[TASK REQUIREMENTS] Print every one of the following rows word for word, omitting the pictures.

[PROVIDED DATA]
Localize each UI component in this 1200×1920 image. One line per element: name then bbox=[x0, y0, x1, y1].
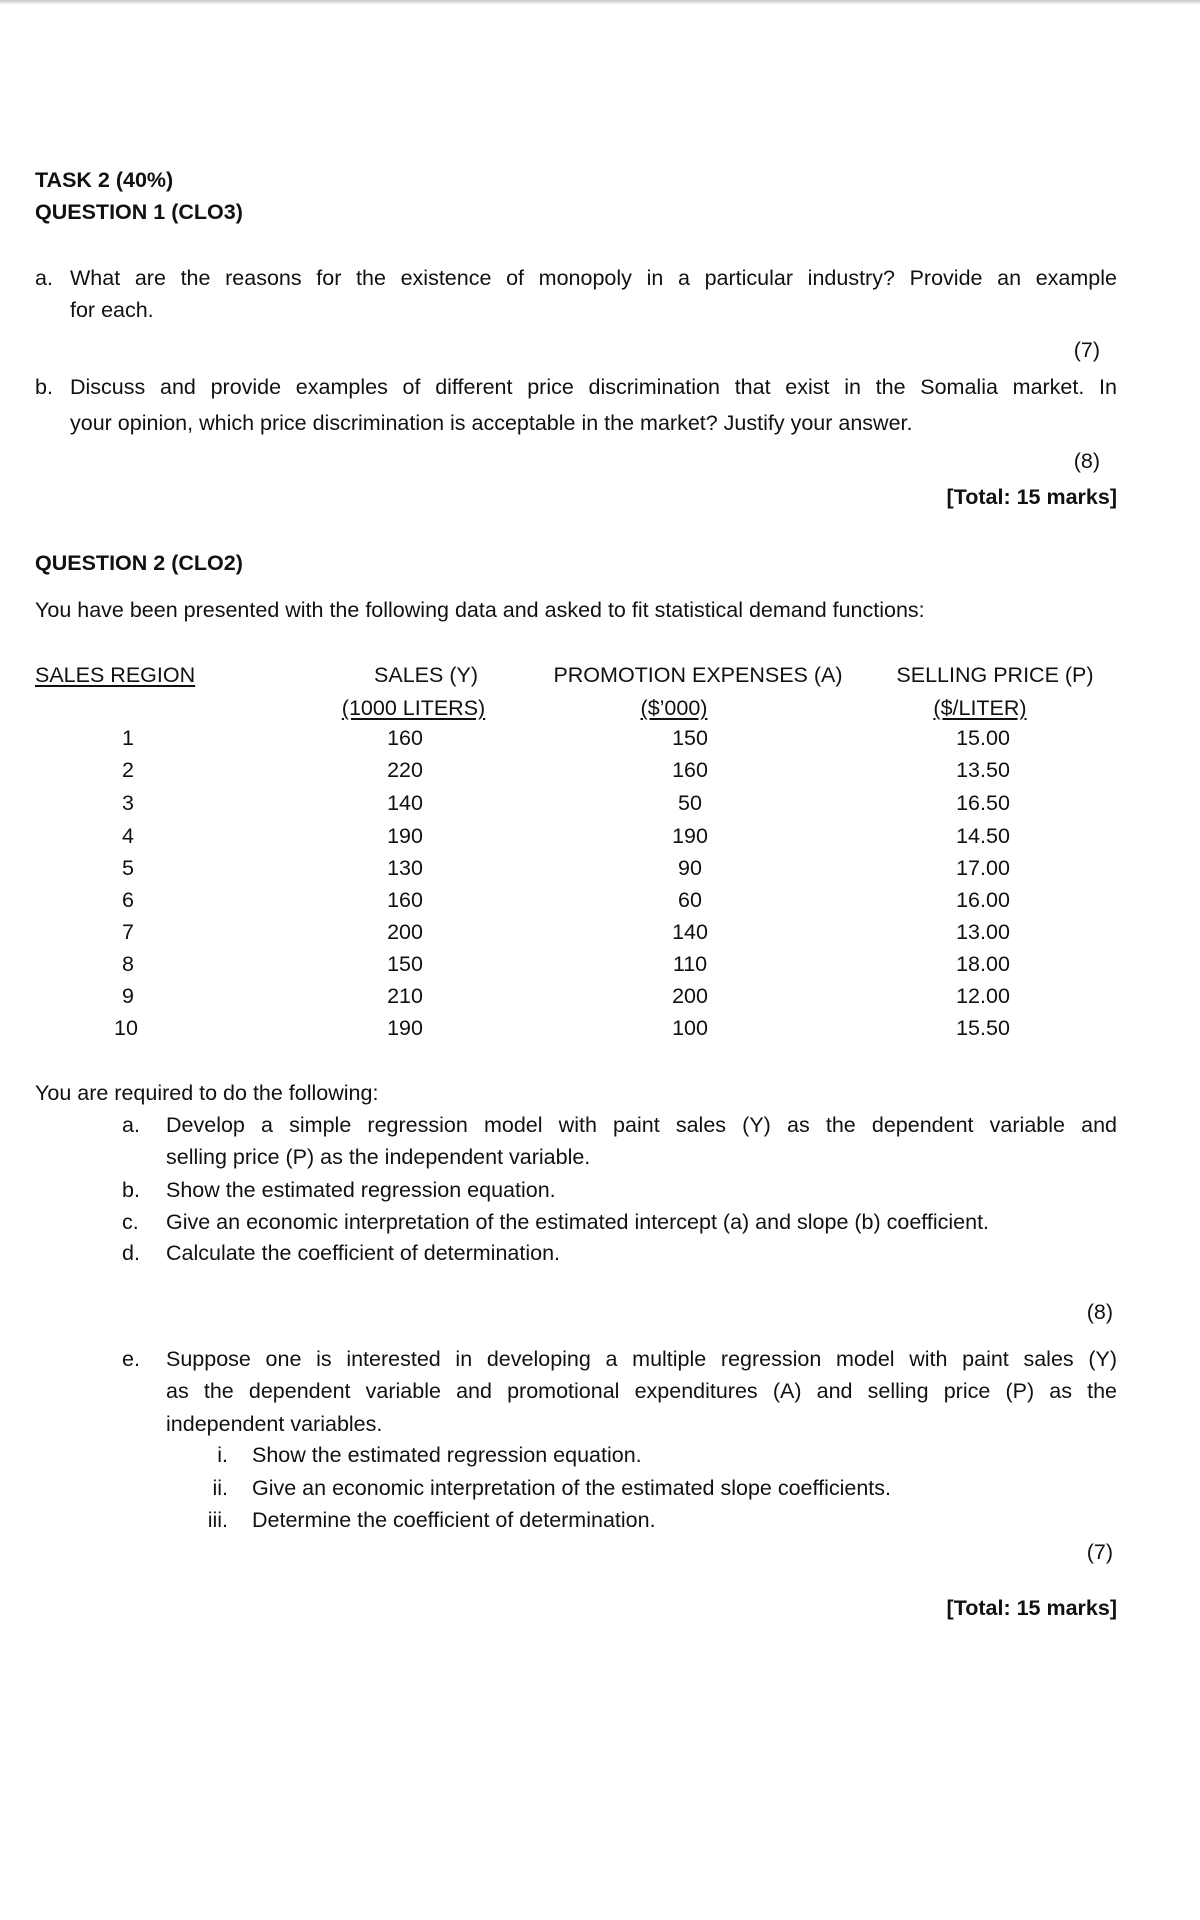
req-a-label: a. bbox=[122, 1113, 140, 1137]
cell-region: 3 bbox=[122, 791, 134, 815]
q1-a-marks: (7) bbox=[1073, 338, 1100, 362]
cell-region: 7 bbox=[122, 920, 134, 944]
question-2-title: QUESTION 2 (CLO2) bbox=[35, 551, 243, 575]
req-b-label: b. bbox=[122, 1178, 140, 1202]
req-e-line-3: independent variables. bbox=[166, 1412, 383, 1436]
req-e-iii-label: iii. bbox=[207, 1508, 228, 1532]
cell-price: 15.50 bbox=[956, 1016, 1010, 1040]
cell-sales: 190 bbox=[387, 824, 423, 848]
top-shadow bbox=[0, 0, 1200, 5]
req-b-text: Show the estimated regression equation. bbox=[166, 1178, 556, 1202]
req-e-marks: (7) bbox=[1086, 1540, 1113, 1564]
q1-b-label: b. bbox=[35, 375, 53, 399]
cell-promotion: 90 bbox=[678, 856, 702, 880]
cell-sales: 190 bbox=[387, 1016, 423, 1040]
task-title: TASK 2 (40%) bbox=[35, 168, 174, 192]
req-a-line-2: selling price (P) as the independent variable. bbox=[166, 1145, 591, 1169]
cell-region: 4 bbox=[122, 824, 134, 848]
cell-sales: 200 bbox=[387, 920, 423, 944]
cell-sales: 160 bbox=[387, 888, 423, 912]
req-e-label: e. bbox=[122, 1347, 140, 1371]
question-1-title: QUESTION 1 (CLO3) bbox=[35, 200, 243, 224]
q1-total-marks: [Total: 15 marks] bbox=[946, 485, 1117, 509]
q1-a-line-1: What are the reasons for the existence of monopoly in a particular industry? Provide an example bbox=[70, 266, 1117, 290]
cell-promotion: 60 bbox=[678, 888, 702, 912]
cell-promotion: 140 bbox=[672, 920, 708, 944]
cell-sales: 220 bbox=[387, 758, 423, 782]
q2-total-marks: [Total: 15 marks] bbox=[946, 1596, 1117, 1620]
cell-region: 9 bbox=[122, 984, 134, 1008]
header-promotion: PROMOTION EXPENSES (A) bbox=[553, 663, 843, 687]
cell-sales: 150 bbox=[387, 952, 423, 976]
cell-price: 15.00 bbox=[956, 726, 1010, 750]
header-price: SELLING PRICE (P) bbox=[896, 663, 1094, 687]
required-intro: You are required to do the following: bbox=[35, 1081, 379, 1105]
cell-price: 12.00 bbox=[956, 984, 1010, 1008]
req-e-i-label: i. bbox=[217, 1443, 228, 1467]
req-c-label: c. bbox=[122, 1210, 139, 1234]
q1-b-line-1: Discuss and provide examples of different price discrimination that exist in the Somalia market. In bbox=[70, 375, 1117, 399]
req-e-i-text: Show the estimated regression equation. bbox=[252, 1443, 642, 1467]
header-price-unit: ($/LITER) bbox=[933, 696, 1027, 720]
q1-a-line-2: for each. bbox=[70, 298, 154, 322]
cell-promotion: 160 bbox=[672, 758, 708, 782]
cell-price: 16.50 bbox=[956, 791, 1010, 815]
cell-region: 10 bbox=[114, 1016, 138, 1040]
cell-sales: 140 bbox=[387, 791, 423, 815]
cell-promotion: 50 bbox=[678, 791, 702, 815]
cell-region: 6 bbox=[122, 888, 134, 912]
cell-promotion: 200 bbox=[672, 984, 708, 1008]
req-d-label: d. bbox=[122, 1241, 140, 1265]
cell-price: 16.00 bbox=[956, 888, 1010, 912]
q1-b-marks: (8) bbox=[1073, 449, 1100, 473]
cell-price: 13.50 bbox=[956, 758, 1010, 782]
cell-price: 13.00 bbox=[956, 920, 1010, 944]
req-e-line-1: Suppose one is interested in developing a multiple regression model with paint sales (Y) bbox=[166, 1347, 1117, 1371]
req-c-text: Give an economic interpretation of the estimated intercept (a) and slope (b) coefficient. bbox=[166, 1210, 990, 1234]
header-sales: SALES (Y) bbox=[374, 663, 478, 687]
req-e-ii-text: Give an economic interpretation of the estimated slope coefficients. bbox=[252, 1476, 891, 1500]
q1-a-label: a. bbox=[35, 266, 53, 290]
header-promotion-unit: ($’000) bbox=[640, 696, 708, 720]
req-e-ii-label: ii. bbox=[212, 1476, 228, 1500]
cell-promotion: 190 bbox=[672, 824, 708, 848]
q2-intro: You have been presented with the following data and asked to fit statistical demand functions: bbox=[35, 598, 925, 622]
req-d-text: Calculate the coefficient of determination. bbox=[166, 1241, 561, 1265]
req-e-iii-text: Determine the coefficient of determination. bbox=[252, 1508, 656, 1532]
cell-price: 14.50 bbox=[956, 824, 1010, 848]
cell-region: 8 bbox=[122, 952, 134, 976]
cell-promotion: 150 bbox=[672, 726, 708, 750]
cell-price: 17.00 bbox=[956, 856, 1010, 880]
cell-promotion: 110 bbox=[672, 952, 708, 976]
cell-region: 2 bbox=[122, 758, 134, 782]
header-sales-region: SALES REGION bbox=[35, 663, 196, 687]
cell-sales: 130 bbox=[387, 856, 423, 880]
req-ad-marks: (8) bbox=[1086, 1300, 1113, 1324]
cell-region: 5 bbox=[122, 856, 134, 880]
cell-sales: 210 bbox=[387, 984, 423, 1008]
cell-promotion: 100 bbox=[672, 1016, 708, 1040]
req-a-line-1: Develop a simple regression model with paint sales (Y) as the dependent variable and bbox=[166, 1113, 1117, 1137]
cell-sales: 160 bbox=[387, 726, 423, 750]
req-e-line-2: as the dependent variable and promotional expenditures (A) and selling price (P) as the bbox=[166, 1379, 1117, 1403]
header-sales-unit: (1000 LITERS) bbox=[341, 696, 486, 720]
cell-region: 1 bbox=[122, 726, 134, 750]
cell-price: 18.00 bbox=[956, 952, 1010, 976]
q1-b-line-2: your opinion, which price discrimination is acceptable in the market? Justify your answer. bbox=[70, 411, 913, 435]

[TASK ANSWER]
Localize each UI component in this 1200×1920 image. One line per element: name then bbox=[x0, y0, x1, y1].
req-a-label: a. bbox=[122, 1113, 140, 1137]
cell-region: 3 bbox=[122, 791, 134, 815]
q1-a-marks: (7) bbox=[1073, 338, 1100, 362]
cell-region: 7 bbox=[122, 920, 134, 944]
question-2-title: QUESTION 2 (CLO2) bbox=[35, 551, 243, 575]
req-b-label: b. bbox=[122, 1178, 140, 1202]
req-e-line-3: independent variables. bbox=[166, 1412, 383, 1436]
req-e-iii-label: iii. bbox=[207, 1508, 228, 1532]
cell-price: 15.50 bbox=[956, 1016, 1010, 1040]
cell-sales: 190 bbox=[387, 824, 423, 848]
top-shadow bbox=[0, 0, 1200, 5]
req-b-text: Show the estimated regression equation. bbox=[166, 1178, 556, 1202]
req-e-marks: (7) bbox=[1086, 1540, 1113, 1564]
q1-b-label: b. bbox=[35, 375, 53, 399]
cell-promotion: 90 bbox=[678, 856, 702, 880]
cell-sales: 190 bbox=[387, 1016, 423, 1040]
task-title: TASK 2 (40%) bbox=[35, 168, 174, 192]
req-a-line-2: selling price (P) as the independent variable. bbox=[166, 1145, 591, 1169]
cell-region: 4 bbox=[122, 824, 134, 848]
cell-sales: 200 bbox=[387, 920, 423, 944]
cell-sales: 160 bbox=[387, 888, 423, 912]
req-e-label: e. bbox=[122, 1347, 140, 1371]
question-1-title: QUESTION 1 (CLO3) bbox=[35, 200, 243, 224]
q1-total-marks: [Total: 15 marks] bbox=[946, 485, 1117, 509]
q1-a-line-1: What are the reasons for the existence of monopoly in a particular industry? Provide an example bbox=[70, 266, 1117, 290]
cell-promotion: 60 bbox=[678, 888, 702, 912]
cell-promotion: 140 bbox=[672, 920, 708, 944]
cell-sales: 220 bbox=[387, 758, 423, 782]
q2-total-marks: [Total: 15 marks] bbox=[946, 1596, 1117, 1620]
cell-region: 9 bbox=[122, 984, 134, 1008]
header-promotion: PROMOTION EXPENSES (A) bbox=[553, 663, 843, 687]
cell-sales: 150 bbox=[387, 952, 423, 976]
cell-price: 15.00 bbox=[956, 726, 1010, 750]
header-price: SELLING PRICE (P) bbox=[896, 663, 1094, 687]
required-intro: You are required to do the following: bbox=[35, 1081, 379, 1105]
cell-price: 12.00 bbox=[956, 984, 1010, 1008]
req-e-i-label: i. bbox=[217, 1443, 228, 1467]
req-c-label: c. bbox=[122, 1210, 139, 1234]
q1-b-line-1: Discuss and provide examples of different price discrimination that exist in the Somalia market. In bbox=[70, 375, 1117, 399]
req-e-i-text: Show the estimated regression equation. bbox=[252, 1443, 642, 1467]
header-price-unit: ($/LITER) bbox=[933, 696, 1027, 720]
q1-a-line-2: for each. bbox=[70, 298, 154, 322]
cell-promotion: 160 bbox=[672, 758, 708, 782]
cell-price: 16.50 bbox=[956, 791, 1010, 815]
cell-region: 10 bbox=[114, 1016, 138, 1040]
cell-sales: 140 bbox=[387, 791, 423, 815]
cell-promotion: 50 bbox=[678, 791, 702, 815]
cell-region: 6 bbox=[122, 888, 134, 912]
cell-promotion: 200 bbox=[672, 984, 708, 1008]
req-d-label: d. bbox=[122, 1241, 140, 1265]
cell-price: 16.00 bbox=[956, 888, 1010, 912]
q1-b-marks: (8) bbox=[1073, 449, 1100, 473]
cell-price: 13.50 bbox=[956, 758, 1010, 782]
cell-price: 13.00 bbox=[956, 920, 1010, 944]
req-e-line-1: Suppose one is interested in developing a multiple regression model with paint sales (Y) bbox=[166, 1347, 1117, 1371]
req-c-text: Give an economic interpretation of the estimated intercept (a) and slope (b) coefficient. bbox=[166, 1210, 990, 1234]
header-sales: SALES (Y) bbox=[374, 663, 478, 687]
req-e-ii-text: Give an economic interpretation of the estimated slope coefficients. bbox=[252, 1476, 891, 1500]
q1-a-label: a. bbox=[35, 266, 53, 290]
header-promotion-unit: ($’000) bbox=[640, 696, 708, 720]
req-e-ii-label: ii. bbox=[212, 1476, 228, 1500]
cell-promotion: 190 bbox=[672, 824, 708, 848]
q2-intro: You have been presented with the following data and asked to fit statistical demand functions: bbox=[35, 598, 925, 622]
req-d-text: Calculate the coefficient of determination. bbox=[166, 1241, 561, 1265]
req-e-iii-text: Determine the coefficient of determination. bbox=[252, 1508, 656, 1532]
cell-price: 14.50 bbox=[956, 824, 1010, 848]
cell-region: 8 bbox=[122, 952, 134, 976]
cell-promotion: 150 bbox=[672, 726, 708, 750]
cell-price: 17.00 bbox=[956, 856, 1010, 880]
cell-promotion: 110 bbox=[672, 952, 708, 976]
cell-region: 2 bbox=[122, 758, 134, 782]
header-sales-region: SALES REGION bbox=[35, 663, 196, 687]
cell-sales: 130 bbox=[387, 856, 423, 880]
req-ad-marks: (8) bbox=[1086, 1300, 1113, 1324]
cell-region: 5 bbox=[122, 856, 134, 880]
cell-sales: 210 bbox=[387, 984, 423, 1008]
cell-promotion: 100 bbox=[672, 1016, 708, 1040]
req-a-line-1: Develop a simple regression model with paint sales (Y) as the dependent variable and bbox=[166, 1113, 1117, 1137]
cell-sales: 160 bbox=[387, 726, 423, 750]
req-e-line-2: as the dependent variable and promotional expenditures (A) and selling price (P) as the bbox=[166, 1379, 1117, 1403]
header-sales-unit: (1000 LITERS) bbox=[341, 696, 486, 720]
cell-region: 1 bbox=[122, 726, 134, 750]
cell-price: 18.00 bbox=[956, 952, 1010, 976]
q1-b-line-2: your opinion, which price discrimination is acceptable in the market? Justify your answer. bbox=[70, 411, 913, 435]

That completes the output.